(Dataset rows about figures)
=======

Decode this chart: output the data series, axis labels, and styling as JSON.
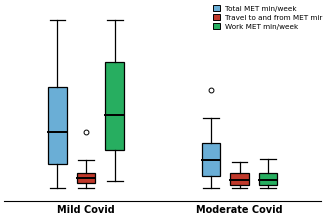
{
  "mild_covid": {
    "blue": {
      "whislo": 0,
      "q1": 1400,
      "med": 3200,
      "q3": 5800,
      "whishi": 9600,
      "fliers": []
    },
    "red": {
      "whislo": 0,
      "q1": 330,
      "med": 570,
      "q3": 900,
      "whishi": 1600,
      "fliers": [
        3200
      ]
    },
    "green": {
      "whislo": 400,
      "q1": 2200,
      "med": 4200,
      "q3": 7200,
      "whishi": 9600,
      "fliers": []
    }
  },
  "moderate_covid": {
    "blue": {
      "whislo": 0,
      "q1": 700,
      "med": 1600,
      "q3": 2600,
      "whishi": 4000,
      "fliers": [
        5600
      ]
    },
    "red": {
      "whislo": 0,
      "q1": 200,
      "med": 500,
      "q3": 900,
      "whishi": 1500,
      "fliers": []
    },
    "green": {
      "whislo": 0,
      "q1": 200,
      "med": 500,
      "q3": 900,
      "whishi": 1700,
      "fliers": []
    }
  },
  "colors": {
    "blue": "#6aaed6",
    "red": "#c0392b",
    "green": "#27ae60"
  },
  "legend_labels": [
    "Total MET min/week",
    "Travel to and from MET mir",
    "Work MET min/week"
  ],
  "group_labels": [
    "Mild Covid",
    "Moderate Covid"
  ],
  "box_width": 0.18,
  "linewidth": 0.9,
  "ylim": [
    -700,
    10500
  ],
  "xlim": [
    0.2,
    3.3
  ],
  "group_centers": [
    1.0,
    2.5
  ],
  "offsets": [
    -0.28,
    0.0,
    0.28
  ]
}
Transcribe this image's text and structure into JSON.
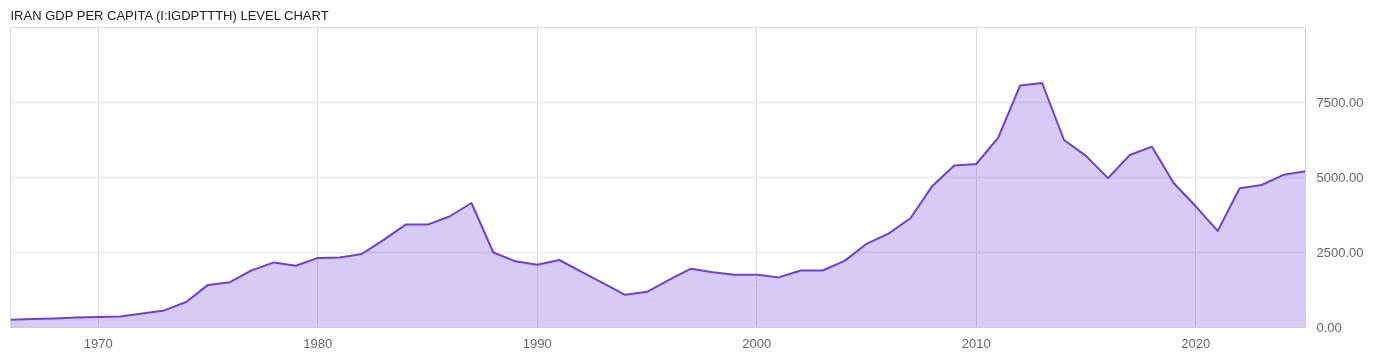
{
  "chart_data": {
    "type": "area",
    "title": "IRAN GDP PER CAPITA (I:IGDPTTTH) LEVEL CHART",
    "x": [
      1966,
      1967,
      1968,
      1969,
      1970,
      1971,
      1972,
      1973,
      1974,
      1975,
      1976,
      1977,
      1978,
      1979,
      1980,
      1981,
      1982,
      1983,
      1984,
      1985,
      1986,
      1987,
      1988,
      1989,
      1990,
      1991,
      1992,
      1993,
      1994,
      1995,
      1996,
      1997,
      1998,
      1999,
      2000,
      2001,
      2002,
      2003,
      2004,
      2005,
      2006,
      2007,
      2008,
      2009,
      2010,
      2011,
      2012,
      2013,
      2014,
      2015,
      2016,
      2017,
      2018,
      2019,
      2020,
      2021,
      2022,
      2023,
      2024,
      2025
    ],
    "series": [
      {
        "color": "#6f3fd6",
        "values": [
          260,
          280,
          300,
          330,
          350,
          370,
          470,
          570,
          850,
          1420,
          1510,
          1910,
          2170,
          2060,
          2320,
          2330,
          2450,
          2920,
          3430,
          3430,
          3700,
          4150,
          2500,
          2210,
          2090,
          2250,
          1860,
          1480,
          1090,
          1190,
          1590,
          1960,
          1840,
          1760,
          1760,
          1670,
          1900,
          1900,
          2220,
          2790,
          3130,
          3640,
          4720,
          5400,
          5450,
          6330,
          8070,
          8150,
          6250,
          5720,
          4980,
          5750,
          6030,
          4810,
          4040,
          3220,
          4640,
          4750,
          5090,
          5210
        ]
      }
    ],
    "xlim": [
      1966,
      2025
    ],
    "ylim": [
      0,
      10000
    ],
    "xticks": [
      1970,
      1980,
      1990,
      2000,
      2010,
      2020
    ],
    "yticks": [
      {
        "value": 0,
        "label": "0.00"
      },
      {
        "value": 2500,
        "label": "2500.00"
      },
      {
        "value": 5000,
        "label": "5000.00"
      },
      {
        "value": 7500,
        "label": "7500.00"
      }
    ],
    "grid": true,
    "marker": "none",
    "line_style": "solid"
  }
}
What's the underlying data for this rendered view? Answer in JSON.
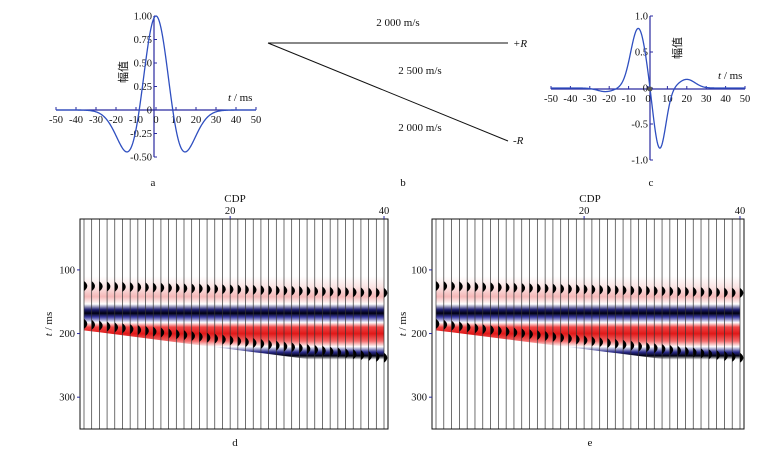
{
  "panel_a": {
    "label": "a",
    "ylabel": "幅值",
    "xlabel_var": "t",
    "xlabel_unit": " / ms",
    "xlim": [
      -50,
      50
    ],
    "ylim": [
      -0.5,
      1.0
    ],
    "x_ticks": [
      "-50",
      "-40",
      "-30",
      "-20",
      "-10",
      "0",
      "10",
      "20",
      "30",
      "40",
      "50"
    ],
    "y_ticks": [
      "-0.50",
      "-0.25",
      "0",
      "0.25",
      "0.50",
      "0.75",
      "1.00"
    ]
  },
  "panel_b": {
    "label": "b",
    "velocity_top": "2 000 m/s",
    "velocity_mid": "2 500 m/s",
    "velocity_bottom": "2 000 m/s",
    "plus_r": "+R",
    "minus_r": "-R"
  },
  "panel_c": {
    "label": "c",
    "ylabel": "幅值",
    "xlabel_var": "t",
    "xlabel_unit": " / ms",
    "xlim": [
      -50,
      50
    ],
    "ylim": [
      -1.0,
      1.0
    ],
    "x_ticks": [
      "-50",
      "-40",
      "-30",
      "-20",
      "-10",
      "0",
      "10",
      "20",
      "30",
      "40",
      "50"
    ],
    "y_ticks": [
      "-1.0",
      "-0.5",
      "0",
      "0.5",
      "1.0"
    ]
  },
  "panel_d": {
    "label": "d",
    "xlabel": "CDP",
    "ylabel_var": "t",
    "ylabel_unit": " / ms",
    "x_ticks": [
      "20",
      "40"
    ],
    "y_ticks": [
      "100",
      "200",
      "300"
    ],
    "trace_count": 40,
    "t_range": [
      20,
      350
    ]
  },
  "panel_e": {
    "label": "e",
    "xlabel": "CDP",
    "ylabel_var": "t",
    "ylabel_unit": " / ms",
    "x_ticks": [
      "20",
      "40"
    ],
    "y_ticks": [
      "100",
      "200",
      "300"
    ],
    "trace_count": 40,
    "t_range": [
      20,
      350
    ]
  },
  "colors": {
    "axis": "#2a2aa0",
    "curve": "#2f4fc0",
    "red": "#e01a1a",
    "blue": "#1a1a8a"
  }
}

=======

### [WORK REQUIRED]
Quote all the records verbatim, dropping any pictures from your copy.

### [EXERCISE SOLUTION]
Decode this chart: output the data series, axis labels, and styling as JSON.
{
  "mild_covid": {
    "blue": {
      "whislo": 0,
      "q1": 1400,
      "med": 3200,
      "q3": 5800,
      "whishi": 9600,
      "fliers": []
    },
    "red": {
      "whislo": 0,
      "q1": 330,
      "med": 570,
      "q3": 900,
      "whishi": 1600,
      "fliers": [
        3200
      ]
    },
    "green": {
      "whislo": 400,
      "q1": 2200,
      "med": 4200,
      "q3": 7200,
      "whishi": 9600,
      "fliers": []
    }
  },
  "moderate_covid": {
    "blue": {
      "whislo": 0,
      "q1": 700,
      "med": 1600,
      "q3": 2600,
      "whishi": 4000,
      "fliers": [
        5600
      ]
    },
    "red": {
      "whislo": 0,
      "q1": 200,
      "med": 500,
      "q3": 900,
      "whishi": 1500,
      "fliers": []
    },
    "green": {
      "whislo": 0,
      "q1": 200,
      "med": 500,
      "q3": 900,
      "whishi": 1700,
      "fliers": []
    }
  },
  "colors": {
    "blue": "#6aaed6",
    "red": "#c0392b",
    "green": "#27ae60"
  },
  "legend_labels": [
    "Total MET min/week",
    "Travel to and from MET mir",
    "Work MET min/week"
  ],
  "group_labels": [
    "Mild Covid",
    "Moderate Covid"
  ],
  "box_width": 0.18,
  "linewidth": 0.9,
  "ylim": [
    -700,
    10500
  ],
  "xlim": [
    0.2,
    3.3
  ],
  "group_centers": [
    1.0,
    2.5
  ],
  "offsets": [
    -0.28,
    0.0,
    0.28
  ]
}
Transcribe this image's text and structure into JSON.
{
  "chart_data": {
    "type": "area",
    "title": "IRAN GDP PER CAPITA (I:IGDPTTTH) LEVEL CHART",
    "x": [
      1966,
      1967,
      1968,
      1969,
      1970,
      1971,
      1972,
      1973,
      1974,
      1975,
      1976,
      1977,
      1978,
      1979,
      1980,
      1981,
      1982,
      1983,
      1984,
      1985,
      1986,
      1987,
      1988,
      1989,
      1990,
      1991,
      1992,
      1993,
      1994,
      1995,
      1996,
      1997,
      1998,
      1999,
      2000,
      2001,
      2002,
      2003,
      2004,
      2005,
      2006,
      2007,
      2008,
      2009,
      2010,
      2011,
      2012,
      2013,
      2014,
      2015,
      2016,
      2017,
      2018,
      2019,
      2020,
      2021,
      2022,
      2023,
      2024,
      2025
    ],
    "series": [
      {
        "color": "#6f3fd6",
        "values": [
          260,
          280,
          300,
          330,
          350,
          370,
          470,
          570,
          850,
          1420,
          1510,
          1910,
          2170,
          2060,
          2320,
          2330,
          2450,
          2920,
          3430,
          3430,
          3700,
          4150,
          2500,
          2210,
          2090,
          2250,
          1860,
          1480,
          1090,
          1190,
          1590,
          1960,
          1840,
          1760,
          1760,
          1670,
          1900,
          1900,
          2220,
          2790,
          3130,
          3640,
          4720,
          5400,
          5450,
          6330,
          8070,
          8150,
          6250,
          5720,
          4980,
          5750,
          6030,
          4810,
          4040,
          3220,
          4640,
          4750,
          5090,
          5210
        ]
      }
    ],
    "xlim": [
      1966,
      2025
    ],
    "ylim": [
      0,
      10000
    ],
    "xticks": [
      1970,
      1980,
      1990,
      2000,
      2010,
      2020
    ],
    "yticks": [
      {
        "value": 0,
        "label": "0.00"
      },
      {
        "value": 2500,
        "label": "2500.00"
      },
      {
        "value": 5000,
        "label": "5000.00"
      },
      {
        "value": 7500,
        "label": "7500.00"
      }
    ],
    "grid": true,
    "marker": "none",
    "line_style": "solid"
  }
}
What's the underlying data for this rendered view? Answer in JSON.
{
  "panel_a": {
    "label": "a",
    "ylabel": "幅值",
    "xlabel_var": "t",
    "xlabel_unit": " / ms",
    "xlim": [
      -50,
      50
    ],
    "ylim": [
      -0.5,
      1.0
    ],
    "x_ticks": [
      "-50",
      "-40",
      "-30",
      "-20",
      "-10",
      "0",
      "10",
      "20",
      "30",
      "40",
      "50"
    ],
    "y_ticks": [
      "-0.50",
      "-0.25",
      "0",
      "0.25",
      "0.50",
      "0.75",
      "1.00"
    ]
  },
  "panel_b": {
    "label": "b",
    "velocity_top": "2 000 m/s",
    "velocity_mid": "2 500 m/s",
    "velocity_bottom": "2 000 m/s",
    "plus_r": "+R",
    "minus_r": "-R"
  },
  "panel_c": {
    "label": "c",
    "ylabel": "幅值",
    "xlabel_var": "t",
    "xlabel_unit": " / ms",
    "xlim": [
      -50,
      50
    ],
    "ylim": [
      -1.0,
      1.0
    ],
    "x_ticks": [
      "-50",
      "-40",
      "-30",
      "-20",
      "-10",
      "0",
      "10",
      "20",
      "30",
      "40",
      "50"
    ],
    "y_ticks": [
      "-1.0",
      "-0.5",
      "0",
      "0.5",
      "1.0"
    ]
  },
  "panel_d": {
    "label": "d",
    "xlabel": "CDP",
    "ylabel_var": "t",
    "ylabel_unit": " / ms",
    "x_ticks": [
      "20",
      "40"
    ],
    "y_ticks": [
      "100",
      "200",
      "300"
    ],
    "trace_count": 40,
    "t_range": [
      20,
      350
    ]
  },
  "panel_e": {
    "label": "e",
    "xlabel": "CDP",
    "ylabel_var": "t",
    "ylabel_unit": " / ms",
    "x_ticks": [
      "20",
      "40"
    ],
    "y_ticks": [
      "100",
      "200",
      "300"
    ],
    "trace_count": 40,
    "t_range": [
      20,
      350
    ]
  },
  "colors": {
    "axis": "#2a2aa0",
    "curve": "#2f4fc0",
    "red": "#e01a1a",
    "blue": "#1a1a8a"
  }
}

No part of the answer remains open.